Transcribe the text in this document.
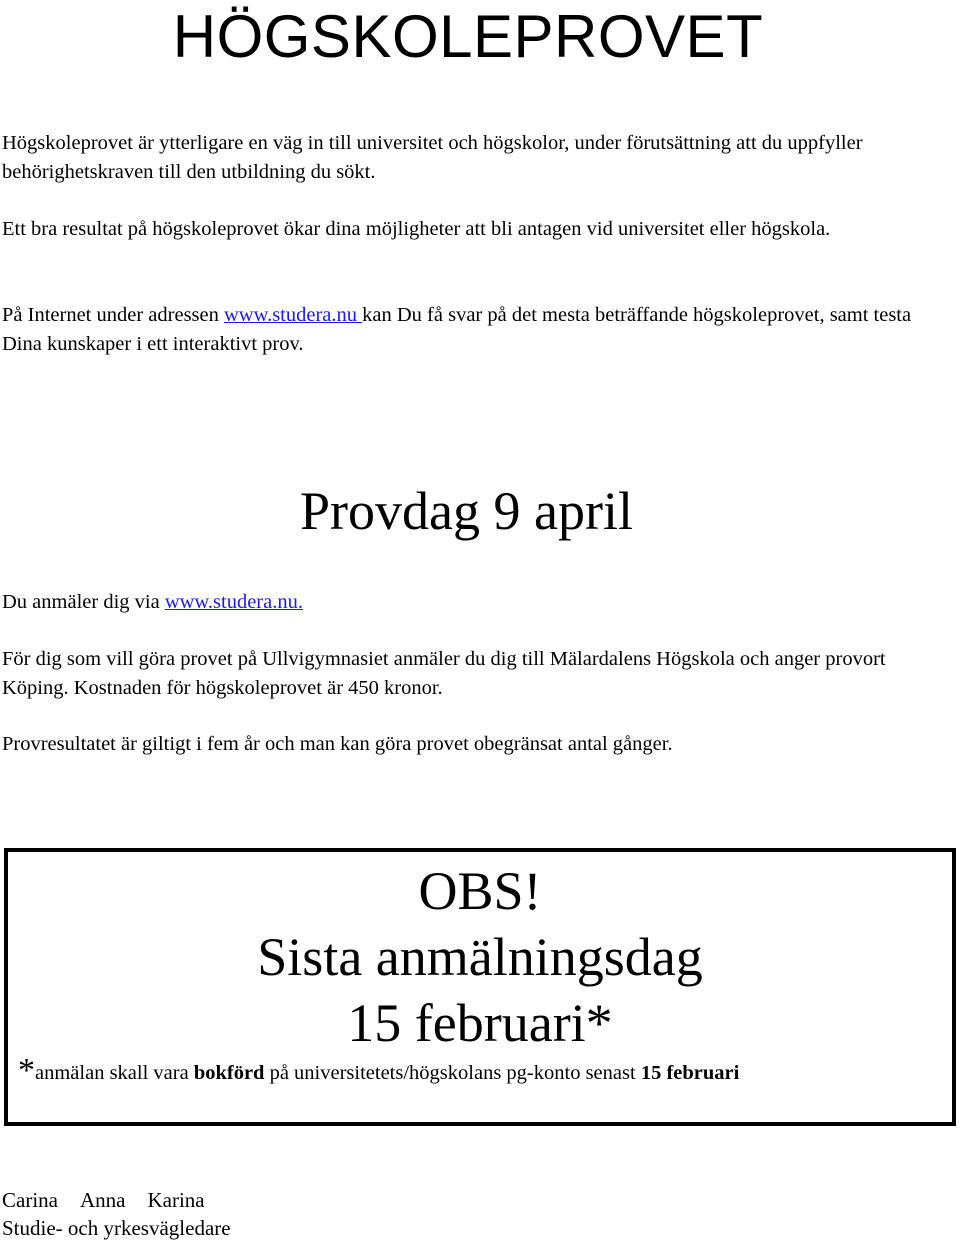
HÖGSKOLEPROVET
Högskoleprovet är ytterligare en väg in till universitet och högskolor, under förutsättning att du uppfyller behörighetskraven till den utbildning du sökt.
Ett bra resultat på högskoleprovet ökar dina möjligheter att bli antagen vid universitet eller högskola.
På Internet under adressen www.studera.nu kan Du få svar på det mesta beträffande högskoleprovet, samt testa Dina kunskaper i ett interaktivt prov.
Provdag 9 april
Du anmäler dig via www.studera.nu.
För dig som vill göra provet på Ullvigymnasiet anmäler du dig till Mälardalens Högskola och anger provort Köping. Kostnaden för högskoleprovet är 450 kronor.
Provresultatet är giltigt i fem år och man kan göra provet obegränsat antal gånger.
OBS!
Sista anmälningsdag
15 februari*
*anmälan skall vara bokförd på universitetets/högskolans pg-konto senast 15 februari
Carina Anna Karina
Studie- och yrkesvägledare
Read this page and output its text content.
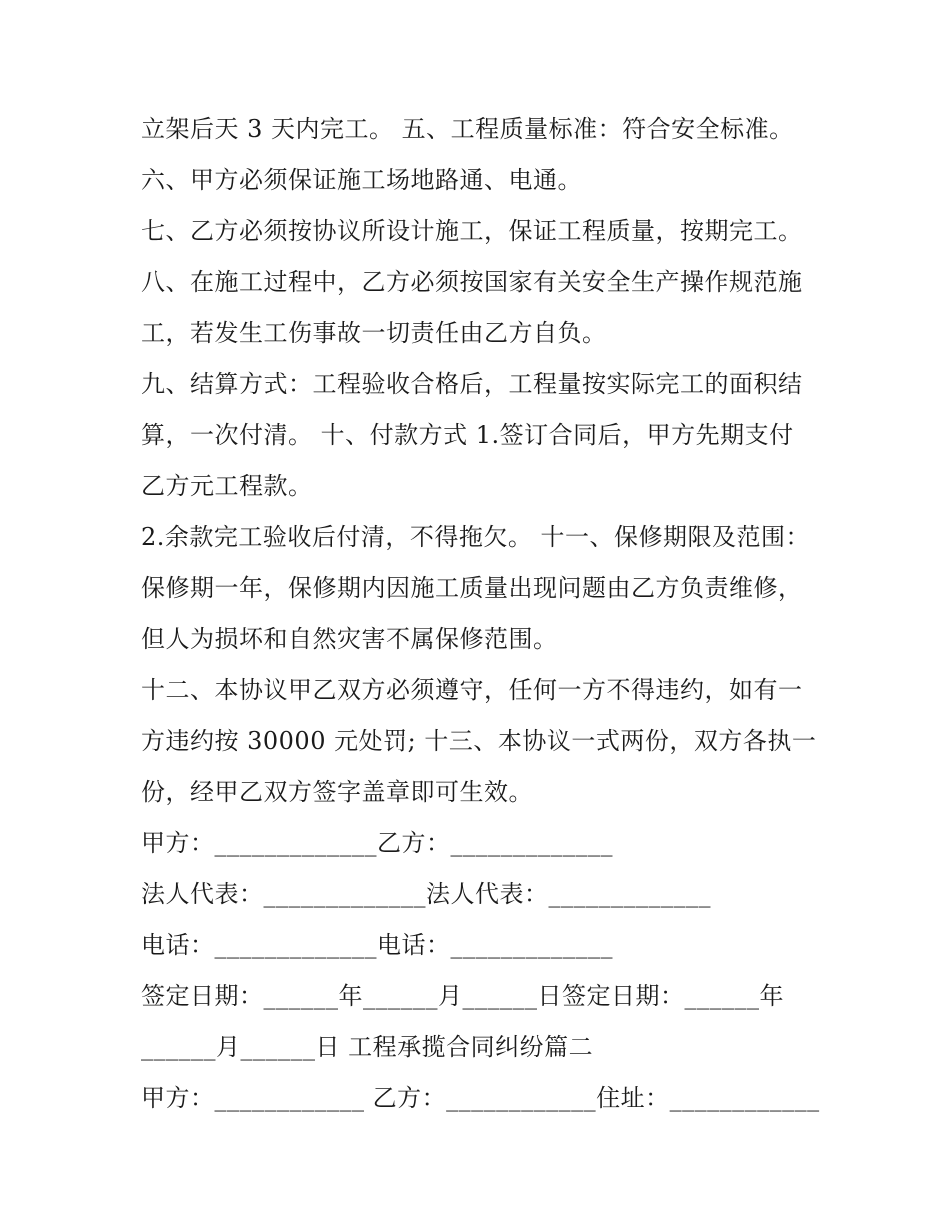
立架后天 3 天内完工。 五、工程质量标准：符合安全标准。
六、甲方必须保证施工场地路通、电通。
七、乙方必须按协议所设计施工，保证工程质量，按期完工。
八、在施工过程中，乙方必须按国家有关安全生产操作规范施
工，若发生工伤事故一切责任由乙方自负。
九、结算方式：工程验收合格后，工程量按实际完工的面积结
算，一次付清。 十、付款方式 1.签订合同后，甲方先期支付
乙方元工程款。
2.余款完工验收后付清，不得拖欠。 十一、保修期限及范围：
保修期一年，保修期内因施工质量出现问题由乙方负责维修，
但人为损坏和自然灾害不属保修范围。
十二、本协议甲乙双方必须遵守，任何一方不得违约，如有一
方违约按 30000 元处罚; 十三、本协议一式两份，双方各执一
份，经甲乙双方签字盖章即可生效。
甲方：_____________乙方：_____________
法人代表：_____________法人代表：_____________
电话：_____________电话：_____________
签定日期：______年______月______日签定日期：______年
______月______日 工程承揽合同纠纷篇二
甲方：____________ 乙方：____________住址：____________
■ ■ ■ ■ ■ ■ ■
Transcribe each line above verbatim, with the pictures left out.

Transcribe the text in this document.
HÖGSKOLEPROVET
Högskoleprovet är ytterligare en väg in till universitet och högskolor, under förutsättning att du uppfyller behörighetskraven till den utbildning du sökt.
Ett bra resultat på högskoleprovet ökar dina möjligheter att bli antagen vid universitet eller högskola.
På Internet under adressen www.studera.nu kan Du få svar på det mesta beträffande högskoleprovet, samt testa Dina kunskaper i ett interaktivt prov.
Provdag 9 april
Du anmäler dig via www.studera.nu.
För dig som vill göra provet på Ullvigymnasiet anmäler du dig till Mälardalens Högskola och anger provort Köping. Kostnaden för högskoleprovet är 450 kronor.
Provresultatet är giltigt i fem år och man kan göra provet obegränsat antal gånger.
OBS!
Sista anmälningsdag
15 februari*
*anmälan skall vara bokförd på universitetets/högskolans pg-konto senast 15 februari
Carina Anna Karina
Studie- och yrkesvägledare
Read this page and output its text content.
立架后天 3 天内完工。 五、工程质量标准：符合安全标准。
六、甲方必须保证施工场地路通、电通。
七、乙方必须按协议所设计施工，保证工程质量，按期完工。
八、在施工过程中，乙方必须按国家有关安全生产操作规范施
工，若发生工伤事故一切责任由乙方自负。
九、结算方式：工程验收合格后，工程量按实际完工的面积结
算，一次付清。 十、付款方式 1.签订合同后，甲方先期支付
乙方元工程款。
2.余款完工验收后付清，不得拖欠。 十一、保修期限及范围：
保修期一年，保修期内因施工质量出现问题由乙方负责维修，
但人为损坏和自然灾害不属保修范围。
十二、本协议甲乙双方必须遵守，任何一方不得违约，如有一
方违约按 30000 元处罚; 十三、本协议一式两份，双方各执一
份，经甲乙双方签字盖章即可生效。
甲方：_____________乙方：_____________
法人代表：_____________法人代表：_____________
电话：_____________电话：_____________
签定日期：______年______月______日签定日期：______年
______月______日 工程承揽合同纠纷篇二
甲方：____________ 乙方：____________住址：____________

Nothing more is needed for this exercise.